>> START Records shown

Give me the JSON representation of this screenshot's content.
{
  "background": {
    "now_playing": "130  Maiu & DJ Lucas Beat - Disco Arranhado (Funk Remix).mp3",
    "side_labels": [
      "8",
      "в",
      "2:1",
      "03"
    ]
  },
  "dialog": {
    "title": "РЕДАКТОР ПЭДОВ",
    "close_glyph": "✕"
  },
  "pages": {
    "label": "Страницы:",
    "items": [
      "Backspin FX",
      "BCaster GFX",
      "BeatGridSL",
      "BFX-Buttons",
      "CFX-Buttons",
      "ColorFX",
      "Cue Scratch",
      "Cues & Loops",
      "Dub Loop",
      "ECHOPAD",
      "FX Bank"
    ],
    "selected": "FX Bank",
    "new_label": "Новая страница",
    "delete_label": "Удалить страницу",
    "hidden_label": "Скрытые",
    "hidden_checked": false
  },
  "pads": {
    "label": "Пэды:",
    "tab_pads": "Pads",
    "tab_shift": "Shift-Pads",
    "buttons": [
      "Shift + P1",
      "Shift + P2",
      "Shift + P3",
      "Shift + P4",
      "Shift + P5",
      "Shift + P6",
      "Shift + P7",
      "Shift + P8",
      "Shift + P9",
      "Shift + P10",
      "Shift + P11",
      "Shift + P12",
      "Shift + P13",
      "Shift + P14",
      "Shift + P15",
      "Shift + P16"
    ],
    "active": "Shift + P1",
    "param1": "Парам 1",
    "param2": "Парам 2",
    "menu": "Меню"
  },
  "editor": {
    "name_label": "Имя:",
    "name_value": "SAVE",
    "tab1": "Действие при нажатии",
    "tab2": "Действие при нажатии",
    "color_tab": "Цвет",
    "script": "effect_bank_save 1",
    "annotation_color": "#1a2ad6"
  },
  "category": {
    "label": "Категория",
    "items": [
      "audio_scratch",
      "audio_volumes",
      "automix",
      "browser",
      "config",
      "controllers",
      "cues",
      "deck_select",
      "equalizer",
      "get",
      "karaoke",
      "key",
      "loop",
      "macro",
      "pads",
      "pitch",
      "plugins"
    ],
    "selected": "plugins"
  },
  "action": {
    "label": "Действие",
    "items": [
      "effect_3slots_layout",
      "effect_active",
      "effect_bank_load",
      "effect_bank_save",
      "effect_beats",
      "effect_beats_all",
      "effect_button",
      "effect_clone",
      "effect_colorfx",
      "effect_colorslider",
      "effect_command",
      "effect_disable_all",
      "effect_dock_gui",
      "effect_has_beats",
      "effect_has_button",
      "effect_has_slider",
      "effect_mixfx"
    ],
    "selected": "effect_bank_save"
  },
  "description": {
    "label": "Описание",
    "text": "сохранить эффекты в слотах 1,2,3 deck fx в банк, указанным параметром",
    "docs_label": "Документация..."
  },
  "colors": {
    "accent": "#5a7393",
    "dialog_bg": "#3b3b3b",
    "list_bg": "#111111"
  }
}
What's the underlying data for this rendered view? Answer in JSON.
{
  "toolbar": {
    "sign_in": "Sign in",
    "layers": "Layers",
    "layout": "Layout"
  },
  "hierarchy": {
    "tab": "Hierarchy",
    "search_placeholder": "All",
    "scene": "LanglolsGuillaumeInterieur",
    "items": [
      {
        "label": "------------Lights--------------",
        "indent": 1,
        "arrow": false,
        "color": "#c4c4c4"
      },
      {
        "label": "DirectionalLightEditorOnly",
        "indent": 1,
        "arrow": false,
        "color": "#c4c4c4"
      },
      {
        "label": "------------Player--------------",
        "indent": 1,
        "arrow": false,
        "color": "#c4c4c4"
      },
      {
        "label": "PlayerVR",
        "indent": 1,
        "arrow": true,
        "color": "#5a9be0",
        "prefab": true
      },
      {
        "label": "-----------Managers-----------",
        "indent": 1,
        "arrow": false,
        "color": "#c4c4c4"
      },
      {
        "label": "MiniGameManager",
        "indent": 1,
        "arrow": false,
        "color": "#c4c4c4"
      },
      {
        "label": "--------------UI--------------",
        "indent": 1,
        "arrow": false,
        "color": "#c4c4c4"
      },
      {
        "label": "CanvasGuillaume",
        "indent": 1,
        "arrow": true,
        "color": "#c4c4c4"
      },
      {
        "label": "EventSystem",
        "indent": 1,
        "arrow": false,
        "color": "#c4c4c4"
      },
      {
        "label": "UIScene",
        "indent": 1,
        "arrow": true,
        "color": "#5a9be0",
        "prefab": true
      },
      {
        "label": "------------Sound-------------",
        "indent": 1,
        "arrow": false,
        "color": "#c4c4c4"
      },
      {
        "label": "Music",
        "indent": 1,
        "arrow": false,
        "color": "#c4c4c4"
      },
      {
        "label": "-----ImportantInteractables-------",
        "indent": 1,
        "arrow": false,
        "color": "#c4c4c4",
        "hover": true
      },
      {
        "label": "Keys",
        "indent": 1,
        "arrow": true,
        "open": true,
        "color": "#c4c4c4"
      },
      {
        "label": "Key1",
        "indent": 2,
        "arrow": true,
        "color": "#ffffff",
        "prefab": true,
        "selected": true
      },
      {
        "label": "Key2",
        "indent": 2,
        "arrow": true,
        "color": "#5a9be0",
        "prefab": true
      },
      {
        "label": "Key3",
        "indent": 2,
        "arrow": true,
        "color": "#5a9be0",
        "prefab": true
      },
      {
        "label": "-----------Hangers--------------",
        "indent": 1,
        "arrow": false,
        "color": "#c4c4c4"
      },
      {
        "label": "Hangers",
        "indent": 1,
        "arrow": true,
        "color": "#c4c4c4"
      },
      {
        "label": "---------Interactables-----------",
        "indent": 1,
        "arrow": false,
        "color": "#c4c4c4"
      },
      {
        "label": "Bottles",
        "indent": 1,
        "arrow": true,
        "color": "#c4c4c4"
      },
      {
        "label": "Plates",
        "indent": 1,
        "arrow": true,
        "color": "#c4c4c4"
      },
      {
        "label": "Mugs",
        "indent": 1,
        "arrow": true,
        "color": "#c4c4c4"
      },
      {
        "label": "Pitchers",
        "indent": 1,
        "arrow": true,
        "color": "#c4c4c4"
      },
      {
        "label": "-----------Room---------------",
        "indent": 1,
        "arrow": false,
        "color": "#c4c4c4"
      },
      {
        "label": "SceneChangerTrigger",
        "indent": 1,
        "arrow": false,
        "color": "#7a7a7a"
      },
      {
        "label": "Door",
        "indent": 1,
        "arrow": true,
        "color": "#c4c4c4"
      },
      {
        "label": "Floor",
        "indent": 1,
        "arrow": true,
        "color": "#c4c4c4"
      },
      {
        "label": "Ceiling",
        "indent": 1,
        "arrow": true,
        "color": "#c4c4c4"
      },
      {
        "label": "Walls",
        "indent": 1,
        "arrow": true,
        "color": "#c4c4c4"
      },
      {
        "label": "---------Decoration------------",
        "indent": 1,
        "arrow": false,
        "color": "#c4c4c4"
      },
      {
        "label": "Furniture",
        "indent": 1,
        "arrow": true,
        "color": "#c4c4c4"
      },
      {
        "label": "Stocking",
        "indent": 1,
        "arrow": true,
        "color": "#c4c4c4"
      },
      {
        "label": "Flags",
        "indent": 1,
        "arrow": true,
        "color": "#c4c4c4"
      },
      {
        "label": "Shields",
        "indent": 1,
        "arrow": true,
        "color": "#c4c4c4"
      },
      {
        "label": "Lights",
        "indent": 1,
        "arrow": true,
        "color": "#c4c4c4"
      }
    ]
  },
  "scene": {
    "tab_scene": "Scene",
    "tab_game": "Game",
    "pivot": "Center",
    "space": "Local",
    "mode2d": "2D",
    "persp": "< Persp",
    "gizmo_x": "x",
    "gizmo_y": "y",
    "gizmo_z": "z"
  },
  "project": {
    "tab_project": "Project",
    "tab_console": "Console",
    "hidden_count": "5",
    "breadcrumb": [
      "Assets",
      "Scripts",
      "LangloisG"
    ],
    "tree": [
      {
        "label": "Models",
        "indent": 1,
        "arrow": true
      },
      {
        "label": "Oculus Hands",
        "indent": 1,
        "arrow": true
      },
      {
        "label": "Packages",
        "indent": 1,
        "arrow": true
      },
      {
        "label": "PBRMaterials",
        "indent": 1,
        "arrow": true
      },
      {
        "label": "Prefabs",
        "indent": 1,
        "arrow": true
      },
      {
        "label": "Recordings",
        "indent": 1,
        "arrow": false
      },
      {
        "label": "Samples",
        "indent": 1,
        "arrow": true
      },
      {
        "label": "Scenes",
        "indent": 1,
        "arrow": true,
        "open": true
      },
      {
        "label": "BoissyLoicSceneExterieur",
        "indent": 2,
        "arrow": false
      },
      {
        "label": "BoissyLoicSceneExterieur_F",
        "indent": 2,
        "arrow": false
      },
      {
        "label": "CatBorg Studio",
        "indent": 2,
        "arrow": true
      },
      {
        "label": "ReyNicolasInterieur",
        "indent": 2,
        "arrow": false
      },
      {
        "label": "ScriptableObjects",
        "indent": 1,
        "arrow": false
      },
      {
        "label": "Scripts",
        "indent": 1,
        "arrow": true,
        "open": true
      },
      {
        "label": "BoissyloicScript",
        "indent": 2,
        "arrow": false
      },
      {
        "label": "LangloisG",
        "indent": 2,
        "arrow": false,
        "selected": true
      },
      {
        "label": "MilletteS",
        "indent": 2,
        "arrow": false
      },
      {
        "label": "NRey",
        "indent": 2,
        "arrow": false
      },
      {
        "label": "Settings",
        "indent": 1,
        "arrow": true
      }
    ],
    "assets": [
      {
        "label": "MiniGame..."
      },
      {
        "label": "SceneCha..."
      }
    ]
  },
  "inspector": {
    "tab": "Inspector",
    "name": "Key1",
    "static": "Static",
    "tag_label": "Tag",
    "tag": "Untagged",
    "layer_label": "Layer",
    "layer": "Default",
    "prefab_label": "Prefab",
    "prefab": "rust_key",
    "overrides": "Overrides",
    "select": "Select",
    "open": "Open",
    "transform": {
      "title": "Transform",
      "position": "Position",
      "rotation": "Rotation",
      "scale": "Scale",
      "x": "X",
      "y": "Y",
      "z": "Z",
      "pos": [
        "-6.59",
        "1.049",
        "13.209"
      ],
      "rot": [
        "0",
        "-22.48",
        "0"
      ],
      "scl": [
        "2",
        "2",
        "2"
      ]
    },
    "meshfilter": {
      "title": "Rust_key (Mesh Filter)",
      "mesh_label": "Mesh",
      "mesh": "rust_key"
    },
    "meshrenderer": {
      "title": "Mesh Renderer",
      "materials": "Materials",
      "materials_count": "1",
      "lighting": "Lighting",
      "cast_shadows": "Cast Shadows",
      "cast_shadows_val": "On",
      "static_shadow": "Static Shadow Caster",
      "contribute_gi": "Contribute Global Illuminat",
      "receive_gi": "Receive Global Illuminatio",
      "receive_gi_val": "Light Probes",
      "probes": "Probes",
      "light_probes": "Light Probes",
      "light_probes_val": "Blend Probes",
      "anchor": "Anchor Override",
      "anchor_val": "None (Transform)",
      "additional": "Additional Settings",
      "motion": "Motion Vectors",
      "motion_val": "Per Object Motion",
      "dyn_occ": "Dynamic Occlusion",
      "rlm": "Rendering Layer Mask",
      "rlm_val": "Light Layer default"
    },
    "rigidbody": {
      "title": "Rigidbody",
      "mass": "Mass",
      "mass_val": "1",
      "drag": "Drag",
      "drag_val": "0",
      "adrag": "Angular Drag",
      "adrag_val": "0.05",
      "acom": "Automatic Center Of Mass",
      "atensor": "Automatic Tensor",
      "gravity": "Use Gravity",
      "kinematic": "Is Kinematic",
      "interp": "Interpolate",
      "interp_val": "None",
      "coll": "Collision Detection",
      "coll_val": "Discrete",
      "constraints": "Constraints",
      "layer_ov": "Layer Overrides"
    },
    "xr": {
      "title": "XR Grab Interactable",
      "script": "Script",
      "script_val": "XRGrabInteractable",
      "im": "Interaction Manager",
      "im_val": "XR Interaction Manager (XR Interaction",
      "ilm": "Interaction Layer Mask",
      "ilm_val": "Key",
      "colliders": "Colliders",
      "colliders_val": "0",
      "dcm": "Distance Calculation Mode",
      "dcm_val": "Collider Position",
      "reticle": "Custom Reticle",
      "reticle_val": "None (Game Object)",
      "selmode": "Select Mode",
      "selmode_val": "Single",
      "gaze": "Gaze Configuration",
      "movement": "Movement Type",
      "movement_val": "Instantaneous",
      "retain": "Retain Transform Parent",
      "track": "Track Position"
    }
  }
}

>> END Records shown

> _Instruction_
Find the lines with the string "Position" and reproduce them.

> _Response_
      "position": "Position",
      "dcm_val": "Collider Position",
      "track": "Track Position"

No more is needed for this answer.